• _Work required_: Update the rows below by replacing every "Circle shape" with "Ellipse shape". Leave everything else unchanged.

• _Records from a collection_:
** BEGIN **

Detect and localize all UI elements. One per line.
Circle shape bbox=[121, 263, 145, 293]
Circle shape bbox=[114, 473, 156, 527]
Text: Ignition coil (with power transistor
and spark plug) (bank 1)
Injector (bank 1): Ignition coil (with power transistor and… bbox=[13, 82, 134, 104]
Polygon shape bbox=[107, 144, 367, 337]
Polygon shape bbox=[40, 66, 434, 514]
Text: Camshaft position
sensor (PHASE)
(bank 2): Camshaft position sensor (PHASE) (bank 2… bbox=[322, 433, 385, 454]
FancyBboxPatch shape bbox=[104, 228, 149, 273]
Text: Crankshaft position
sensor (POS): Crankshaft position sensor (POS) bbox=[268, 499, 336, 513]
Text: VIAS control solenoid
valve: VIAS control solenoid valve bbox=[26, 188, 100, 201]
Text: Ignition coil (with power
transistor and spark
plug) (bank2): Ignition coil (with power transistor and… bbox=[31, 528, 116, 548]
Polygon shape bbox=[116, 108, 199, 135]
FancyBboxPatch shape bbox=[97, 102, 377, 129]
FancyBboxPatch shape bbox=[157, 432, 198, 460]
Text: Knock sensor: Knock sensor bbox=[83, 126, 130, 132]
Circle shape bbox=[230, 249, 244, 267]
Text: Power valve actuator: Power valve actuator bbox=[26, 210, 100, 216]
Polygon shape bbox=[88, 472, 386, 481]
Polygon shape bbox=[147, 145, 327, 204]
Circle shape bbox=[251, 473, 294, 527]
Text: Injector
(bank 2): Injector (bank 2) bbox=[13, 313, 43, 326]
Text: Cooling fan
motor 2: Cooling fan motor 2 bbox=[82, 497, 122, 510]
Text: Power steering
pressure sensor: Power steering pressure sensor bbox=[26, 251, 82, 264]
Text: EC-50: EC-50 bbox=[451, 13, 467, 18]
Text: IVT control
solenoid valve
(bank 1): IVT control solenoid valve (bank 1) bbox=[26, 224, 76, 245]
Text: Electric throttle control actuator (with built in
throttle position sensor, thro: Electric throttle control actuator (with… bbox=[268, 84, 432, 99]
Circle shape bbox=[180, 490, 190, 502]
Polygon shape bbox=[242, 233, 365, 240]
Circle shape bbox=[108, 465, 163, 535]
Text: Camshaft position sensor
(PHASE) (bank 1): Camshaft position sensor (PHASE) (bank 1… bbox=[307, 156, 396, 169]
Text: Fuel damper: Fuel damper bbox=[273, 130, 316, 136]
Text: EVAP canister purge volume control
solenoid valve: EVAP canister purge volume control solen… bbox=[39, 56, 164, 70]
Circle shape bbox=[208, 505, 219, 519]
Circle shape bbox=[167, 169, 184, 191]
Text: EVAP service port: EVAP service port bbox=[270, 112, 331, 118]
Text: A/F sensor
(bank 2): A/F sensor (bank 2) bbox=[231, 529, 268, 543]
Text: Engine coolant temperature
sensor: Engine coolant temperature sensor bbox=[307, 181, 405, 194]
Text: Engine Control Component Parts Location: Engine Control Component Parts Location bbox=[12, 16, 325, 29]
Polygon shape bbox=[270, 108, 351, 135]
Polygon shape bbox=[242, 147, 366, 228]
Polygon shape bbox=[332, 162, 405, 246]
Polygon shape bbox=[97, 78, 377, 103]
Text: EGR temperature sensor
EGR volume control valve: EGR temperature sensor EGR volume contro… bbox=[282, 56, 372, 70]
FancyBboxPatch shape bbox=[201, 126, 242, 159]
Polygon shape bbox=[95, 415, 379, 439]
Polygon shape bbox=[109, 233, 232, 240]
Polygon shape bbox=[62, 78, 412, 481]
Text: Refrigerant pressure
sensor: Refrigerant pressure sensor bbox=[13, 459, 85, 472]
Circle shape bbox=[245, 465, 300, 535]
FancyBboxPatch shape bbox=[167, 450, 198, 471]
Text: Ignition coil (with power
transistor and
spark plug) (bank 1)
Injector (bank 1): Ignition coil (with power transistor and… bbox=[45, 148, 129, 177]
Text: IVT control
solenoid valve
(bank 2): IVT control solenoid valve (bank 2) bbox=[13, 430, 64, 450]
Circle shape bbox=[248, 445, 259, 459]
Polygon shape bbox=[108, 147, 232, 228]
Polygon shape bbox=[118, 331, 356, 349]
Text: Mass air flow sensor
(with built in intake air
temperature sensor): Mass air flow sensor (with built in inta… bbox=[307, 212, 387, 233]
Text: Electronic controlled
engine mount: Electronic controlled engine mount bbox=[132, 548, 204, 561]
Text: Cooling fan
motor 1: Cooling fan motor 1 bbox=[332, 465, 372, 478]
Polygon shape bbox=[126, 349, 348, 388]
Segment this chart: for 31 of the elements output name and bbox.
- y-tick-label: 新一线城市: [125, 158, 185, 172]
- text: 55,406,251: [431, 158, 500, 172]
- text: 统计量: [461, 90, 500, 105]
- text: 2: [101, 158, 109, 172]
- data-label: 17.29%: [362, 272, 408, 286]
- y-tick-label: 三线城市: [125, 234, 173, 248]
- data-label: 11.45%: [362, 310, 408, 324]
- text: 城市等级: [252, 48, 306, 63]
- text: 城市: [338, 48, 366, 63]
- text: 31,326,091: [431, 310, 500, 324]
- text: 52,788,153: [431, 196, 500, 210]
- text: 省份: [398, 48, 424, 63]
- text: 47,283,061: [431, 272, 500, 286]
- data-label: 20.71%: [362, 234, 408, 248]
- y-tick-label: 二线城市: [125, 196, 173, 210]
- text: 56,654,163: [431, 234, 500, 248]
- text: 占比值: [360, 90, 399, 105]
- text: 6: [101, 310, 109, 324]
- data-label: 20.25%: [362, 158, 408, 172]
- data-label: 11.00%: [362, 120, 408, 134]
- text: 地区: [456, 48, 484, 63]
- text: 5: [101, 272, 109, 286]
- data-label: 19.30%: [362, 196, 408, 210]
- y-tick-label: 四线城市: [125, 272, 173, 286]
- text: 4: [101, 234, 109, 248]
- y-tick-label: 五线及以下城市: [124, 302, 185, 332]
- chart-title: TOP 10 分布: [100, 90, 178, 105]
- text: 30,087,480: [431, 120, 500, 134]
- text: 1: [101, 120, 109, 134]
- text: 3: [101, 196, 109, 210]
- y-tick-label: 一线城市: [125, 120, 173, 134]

** END **

• _Answer to this problem_:
Detect and localize all UI elements. One per line.
Ellipse shape bbox=[121, 263, 145, 293]
Ellipse shape bbox=[114, 473, 156, 527]
Text: Ignition coil (with power transistor
and spark plug) (bank 1)
Injector (bank 1): Ignition coil (with power transistor and… bbox=[13, 82, 134, 104]
Polygon shape bbox=[107, 144, 367, 337]
Polygon shape bbox=[40, 66, 434, 514]
Text: Camshaft position
sensor (PHASE)
(bank 2): Camshaft position sensor (PHASE) (bank 2… bbox=[322, 433, 385, 454]
FancyBboxPatch shape bbox=[104, 228, 149, 273]
Text: Crankshaft position
sensor (POS): Crankshaft position sensor (POS) bbox=[268, 499, 336, 513]
Text: VIAS control solenoid
valve: VIAS control solenoid valve bbox=[26, 188, 100, 201]
Text: Ignition coil (with power
transistor and spark
plug) (bank2): Ignition coil (with power transistor and… bbox=[31, 528, 116, 548]
Polygon shape bbox=[116, 108, 199, 135]
FancyBboxPatch shape bbox=[97, 102, 377, 129]
FancyBboxPatch shape bbox=[157, 432, 198, 460]
Text: Knock sensor: Knock sensor bbox=[83, 126, 130, 132]
Ellipse shape bbox=[230, 249, 244, 267]
Text: Power valve actuator: Power valve actuator bbox=[26, 210, 100, 216]
Polygon shape bbox=[88, 472, 386, 481]
Polygon shape bbox=[147, 145, 327, 204]
Ellipse shape bbox=[251, 473, 294, 527]
Text: Injector
(bank 2): Injector (bank 2) bbox=[13, 313, 43, 326]
Text: Cooling fan
motor 2: Cooling fan motor 2 bbox=[82, 497, 122, 510]
Text: Power steering
pressure sensor: Power steering pressure sensor bbox=[26, 251, 82, 264]
Text: EC-50: EC-50 bbox=[451, 13, 467, 18]
Text: IVT control
solenoid valve
(bank 1): IVT control solenoid valve (bank 1) bbox=[26, 224, 76, 245]
Text: Electric throttle control actuator (with built in
throttle position sensor, thro: Electric throttle control actuator (with… bbox=[268, 84, 432, 99]
Ellipse shape bbox=[180, 490, 190, 502]
Polygon shape bbox=[242, 233, 365, 240]
Ellipse shape bbox=[108, 465, 163, 535]
Text: Camshaft position sensor
(PHASE) (bank 1): Camshaft position sensor (PHASE) (bank 1… bbox=[307, 156, 396, 169]
Text: Fuel damper: Fuel damper bbox=[273, 130, 316, 136]
Text: EVAP canister purge volume control
solenoid valve: EVAP canister purge volume control solen… bbox=[39, 56, 164, 70]
Ellipse shape bbox=[208, 505, 219, 519]
Ellipse shape bbox=[167, 169, 184, 191]
Text: EVAP service port: EVAP service port bbox=[270, 112, 331, 118]
Text: A/F sensor
(bank 2): A/F sensor (bank 2) bbox=[231, 529, 268, 543]
Text: Engine coolant temperature
sensor: Engine coolant temperature sensor bbox=[307, 181, 405, 194]
Text: Engine Control Component Parts Location: Engine Control Component Parts Location bbox=[12, 16, 325, 29]
Polygon shape bbox=[270, 108, 351, 135]
Polygon shape bbox=[242, 147, 366, 228]
Polygon shape bbox=[332, 162, 405, 246]
Polygon shape bbox=[97, 78, 377, 103]
Text: EGR temperature sensor
EGR volume control valve: EGR temperature sensor EGR volume contro… bbox=[282, 56, 372, 70]
FancyBboxPatch shape bbox=[201, 126, 242, 159]
Polygon shape bbox=[95, 415, 379, 439]
Polygon shape bbox=[109, 233, 232, 240]
Polygon shape bbox=[62, 78, 412, 481]
Text: Refrigerant pressure
sensor: Refrigerant pressure sensor bbox=[13, 459, 85, 472]
Ellipse shape bbox=[245, 465, 300, 535]
FancyBboxPatch shape bbox=[167, 450, 198, 471]
Text: Ignition coil (with power
transistor and
spark plug) (bank 1)
Injector (bank 1): Ignition coil (with power transistor and… bbox=[45, 148, 129, 177]
Text: IVT control
solenoid valve
(bank 2): IVT control solenoid valve (bank 2) bbox=[13, 430, 64, 450]
Ellipse shape bbox=[248, 445, 259, 459]
Polygon shape bbox=[108, 147, 232, 228]
Polygon shape bbox=[118, 331, 356, 349]
Text: Mass air flow sensor
(with built in intake air
temperature sensor): Mass air flow sensor (with built in inta… bbox=[307, 212, 387, 233]
Text: Electronic controlled
engine mount: Electronic controlled engine mount bbox=[132, 548, 204, 561]
Text: Cooling fan
motor 1: Cooling fan motor 1 bbox=[332, 465, 372, 478]
Polygon shape bbox=[126, 349, 348, 388]
Segment this chart: for 31 of the elements output name and bbox.
- y-tick-label: 新一线城市: [125, 158, 185, 172]
- text: 55,406,251: [431, 158, 500, 172]
- text: 统计量: [461, 90, 500, 105]
- text: 2: [101, 158, 109, 172]
- data-label: 17.29%: [362, 272, 408, 286]
- y-tick-label: 三线城市: [125, 234, 173, 248]
- data-label: 11.45%: [362, 310, 408, 324]
- text: 城市等级: [252, 48, 306, 63]
- text: 城市: [338, 48, 366, 63]
- text: 31,326,091: [431, 310, 500, 324]
- text: 52,788,153: [431, 196, 500, 210]
- text: 省份: [398, 48, 424, 63]
- text: 47,283,061: [431, 272, 500, 286]
- data-label: 20.71%: [362, 234, 408, 248]
- y-tick-label: 二线城市: [125, 196, 173, 210]
- text: 56,654,163: [431, 234, 500, 248]
- text: 占比值: [360, 90, 399, 105]
- text: 6: [101, 310, 109, 324]
- data-label: 20.25%: [362, 158, 408, 172]
- data-label: 11.00%: [362, 120, 408, 134]
- text: 地区: [456, 48, 484, 63]
- text: 5: [101, 272, 109, 286]
- data-label: 19.30%: [362, 196, 408, 210]
- y-tick-label: 四线城市: [125, 272, 173, 286]
- text: 4: [101, 234, 109, 248]
- y-tick-label: 五线及以下城市: [124, 302, 185, 332]
- chart-title: TOP 10 分布: [100, 90, 178, 105]
- text: 30,087,480: [431, 120, 500, 134]
- text: 1: [101, 120, 109, 134]
- text: 3: [101, 196, 109, 210]
- y-tick-label: 一线城市: [125, 120, 173, 134]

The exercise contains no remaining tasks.